### What the task requires
From the listing below, pull out every line where the string "download" appears.

>> BEGIN Extracted material

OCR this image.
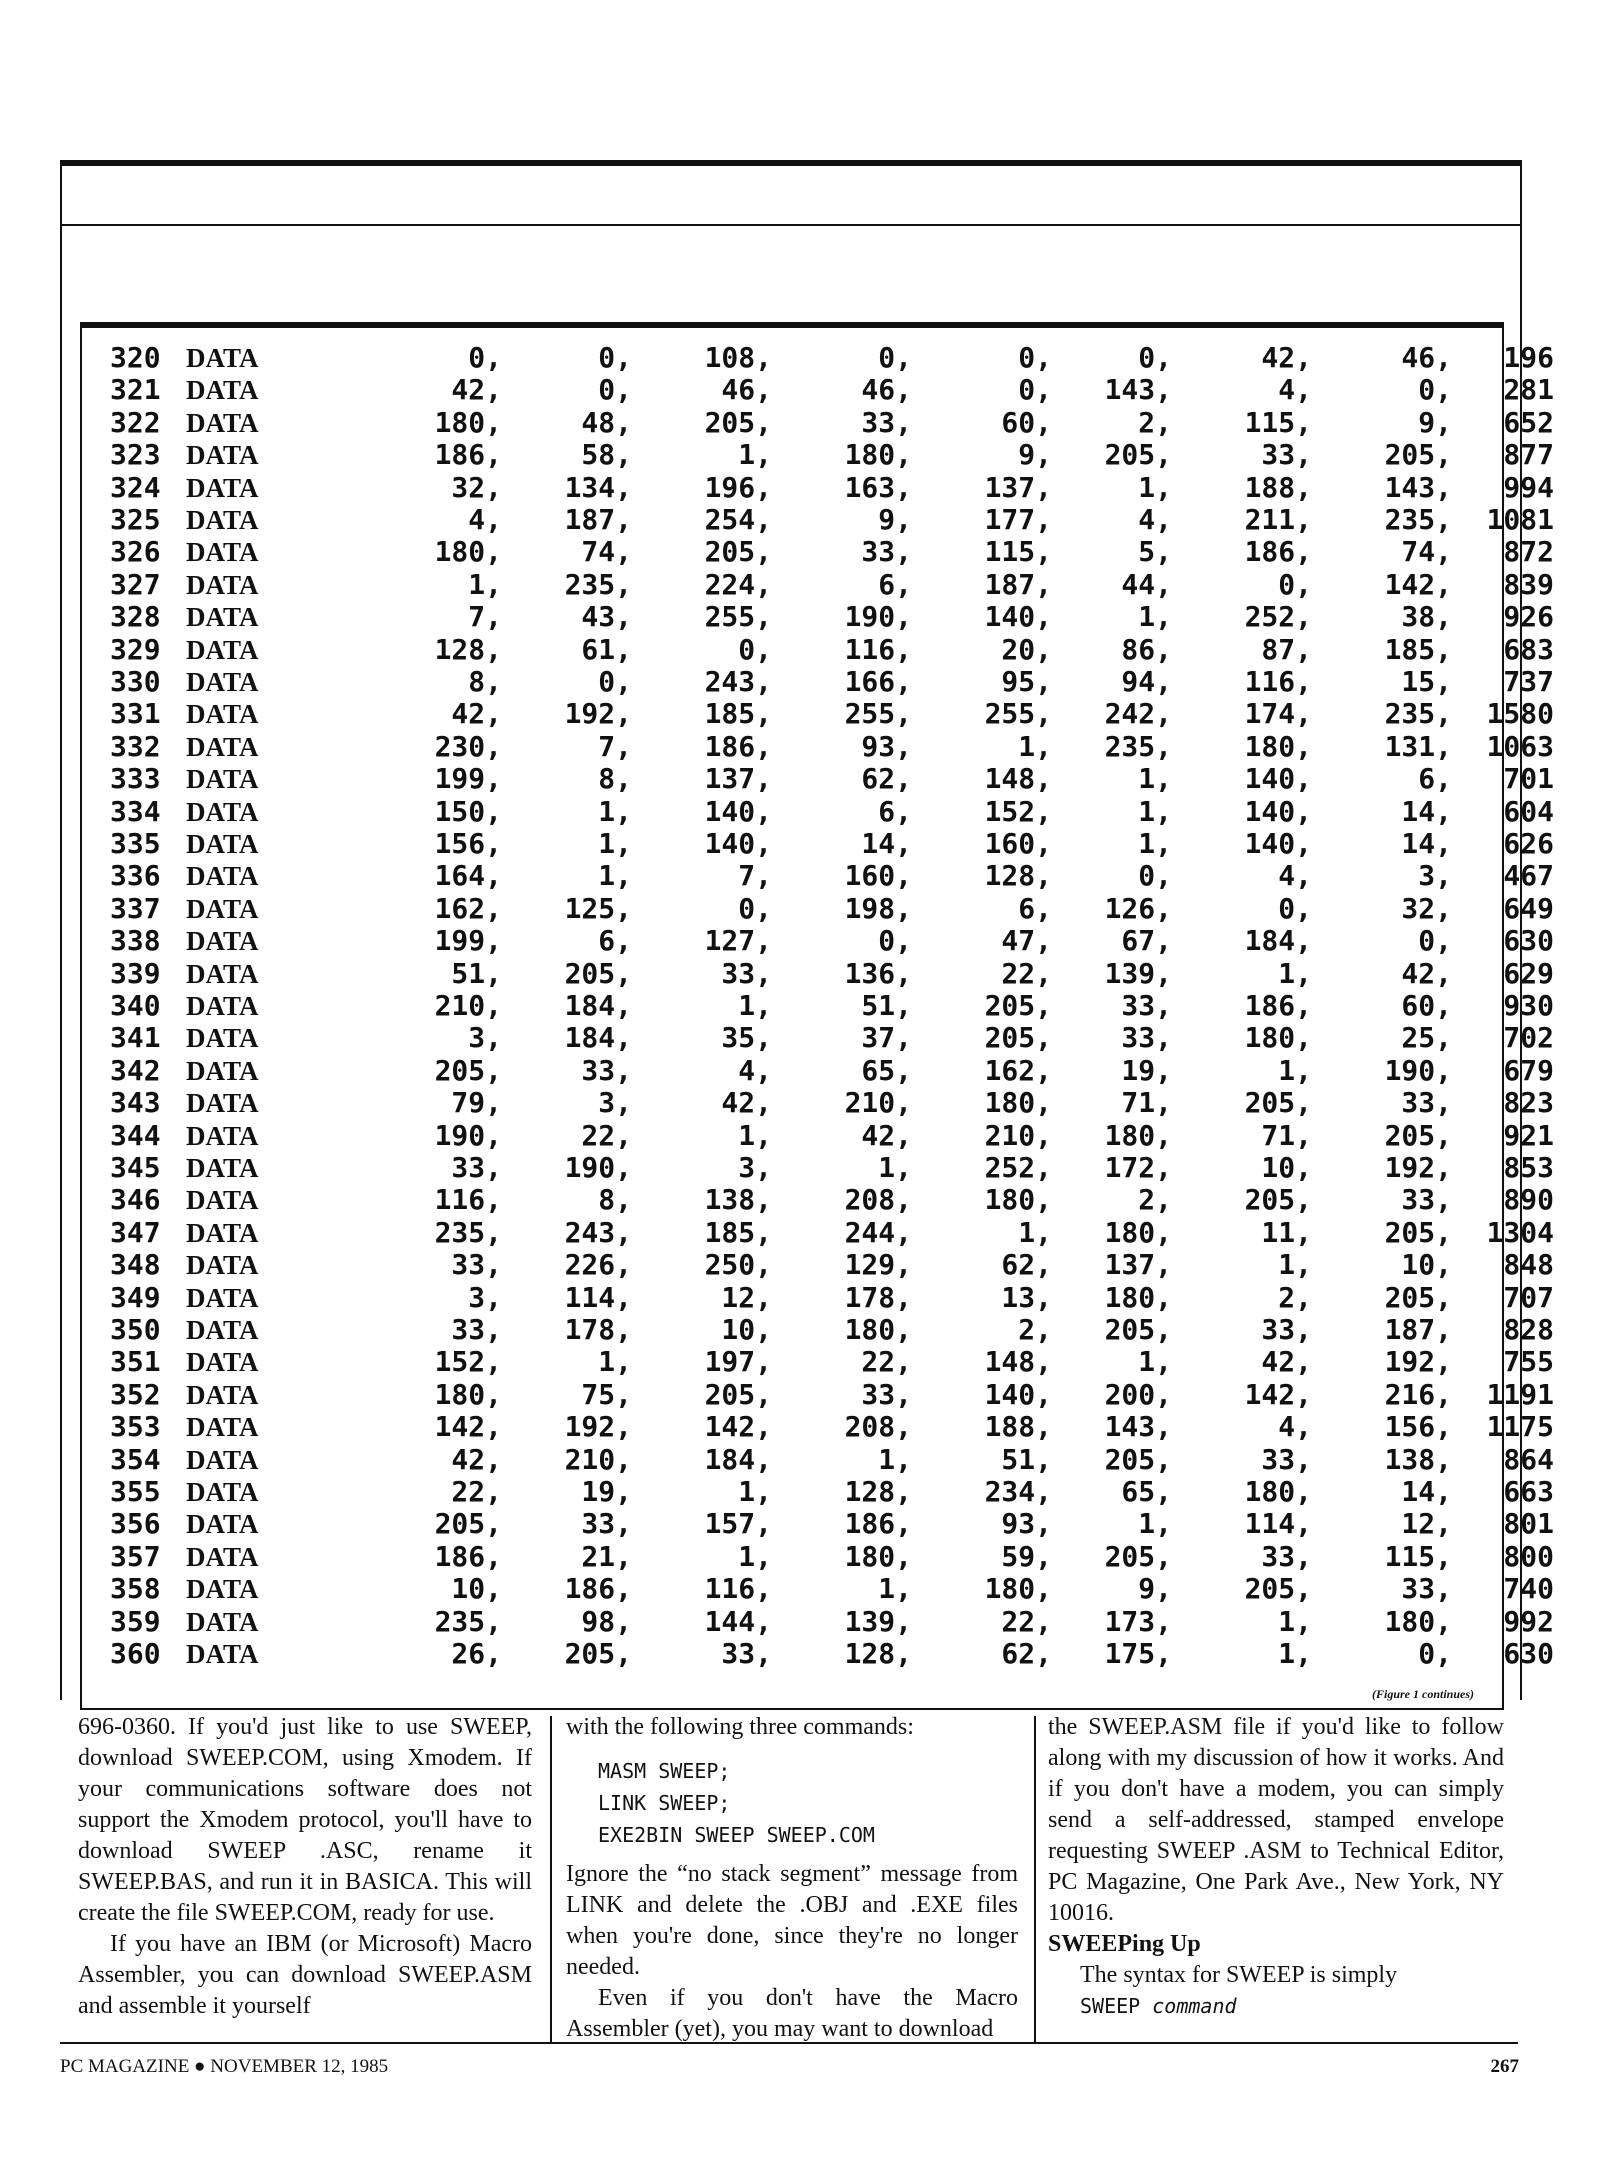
(Figure 1 continues)
320 DATA	0,	0,	108,	0,	0,	0,	42,	46,	196
321 DATA	42,	0,	46,	46,	0,	143,	4,	0,	281
322 DATA	180,	48,	205,	33,	60,	2,	115,	9,	652
323 DATA	186,	58,	1,	180,	9,	205,	33,	205,	877
324 DATA	32,	134,	196,	163,	137,	1,	188,	143,	994
325 DATA	4,	187,	254,	9,	177,	4,	211,	235,	1081
326 DATA	180,	74,	205,	33,	115,	5,	186,	74,	872
327 DATA	1,	235,	224,	6,	187,	44,	0,	142,	839
328 DATA	7,	43,	255,	190,	140,	1,	252,	38,	926
329 DATA	128,	61,	0,	116,	20,	86,	87,	185,	683
330 DATA	8,	0,	243,	166,	95,	94,	116,	15,	737
331 DATA	42,	192,	185,	255,	255,	242,	174,	235,	1580
332 DATA	230,	7,	186,	93,	1,	235,	180,	131,	1063
333 DATA	199,	8,	137,	62,	148,	1,	140,	6,	701
334 DATA	150,	1,	140,	6,	152,	1,	140,	14,	604
335 DATA	156,	1,	140,	14,	160,	1,	140,	14,	626
336 DATA	164,	1,	7,	160,	128,	0,	4,	3,	467
337 DATA	162,	125,	0,	198,	6,	126,	0,	32,	649
338 DATA	199,	6,	127,	0,	47,	67,	184,	0,	630
339 DATA	51,	205,	33,	136,	22,	139,	1,	42,	629
340 DATA	210,	184,	1,	51,	205,	33,	186,	60,	930
341 DATA	3,	184,	35,	37,	205,	33,	180,	25,	702
342 DATA	205,	33,	4,	65,	162,	19,	1,	190,	679
343 DATA	79,	3,	42,	210,	180,	71,	205,	33,	823
344 DATA	190,	22,	1,	42,	210,	180,	71,	205,	921
345 DATA	33,	190,	3,	1,	252,	172,	10,	192,	853
346 DATA	116,	8,	138,	208,	180,	2,	205,	33,	890
347 DATA	235,	243,	185,	244,	1,	180,	11,	205,	1304
348 DATA	33,	226,	250,	129,	62,	137,	1,	10,	848
349 DATA	3,	114,	12,	178,	13,	180,	2,	205,	707
350 DATA	33,	178,	10,	180,	2,	205,	33,	187,	828
351 DATA	152,	1,	197,	22,	148,	1,	42,	192,	755
352 DATA	180,	75,	205,	33,	140,	200,	142,	216,	1191
353 DATA	142,	192,	142,	208,	188,	143,	4,	156,	1175
354 DATA	42,	210,	184,	1,	51,	205,	33,	138,	864
355 DATA	22,	19,	1,	128,	234,	65,	180,	14,	663
356 DATA	205,	33,	157,	186,	93,	1,	114,	12,	801
357 DATA	186,	21,	1,	180,	59,	205,	33,	115,	800
358 DATA	10,	186,	116,	1,	180,	9,	205,	33,	740
359 DATA	235,	98,	144,	139,	22,	173,	1,	180,	992
360 DATA	26,	205,	33,	128,	62,	175,	1,	0,	630

696-0360. If you'd just like to use SWEEP, download SWEEP.COM, using Xmodem. If your communications software does not support the Xmodem protocol, you'll have to download SWEEP .ASC, rename it SWEEP.BAS, and run it in BASICA. This will create the file SWEEP.COM, ready for use.

If you have an IBM (or Microsoft) Macro Assembler, you can download SWEEP.ASM and assemble it yourself

with the following three commands:

MASM SWEEP;
LINK SWEEP;
EXE2BIN SWEEP SWEEP.COM

Ignore the “no stack segment” message from LINK and delete the .OBJ and .EXE files when you're done, since they're no longer needed.

Even if you don't have the Macro Assembler (yet), you may want to download

the SWEEP.ASM file if you'd like to follow along with my discussion of how it works. And if you don't have a modem, you can simply send a self-addressed, stamped envelope requesting SWEEP .ASM to Technical Editor, PC Magazine, One Park Ave., New York, NY 10016.

SWEEPing Up

The syntax for SWEEP is simply

SWEEP command
PC MAGAZINE ● NOVEMBER 12, 1985	267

>> END Extracted material

### Exercise answer
696-0360. If you'd just like to use SWEEP, download SWEEP.COM, using Xmodem. If your communications software does not support the Xmodem protocol, you'll have to download SWEEP .ASC, rename it SWEEP.BAS, and run it in BASICA. This will create the file SWEEP.COM, ready for use.
If you have an IBM (or Microsoft) Macro Assembler, you can download SWEEP.ASM and assemble it yourself
Even if you don't have the Macro Assembler (yet), you may want to download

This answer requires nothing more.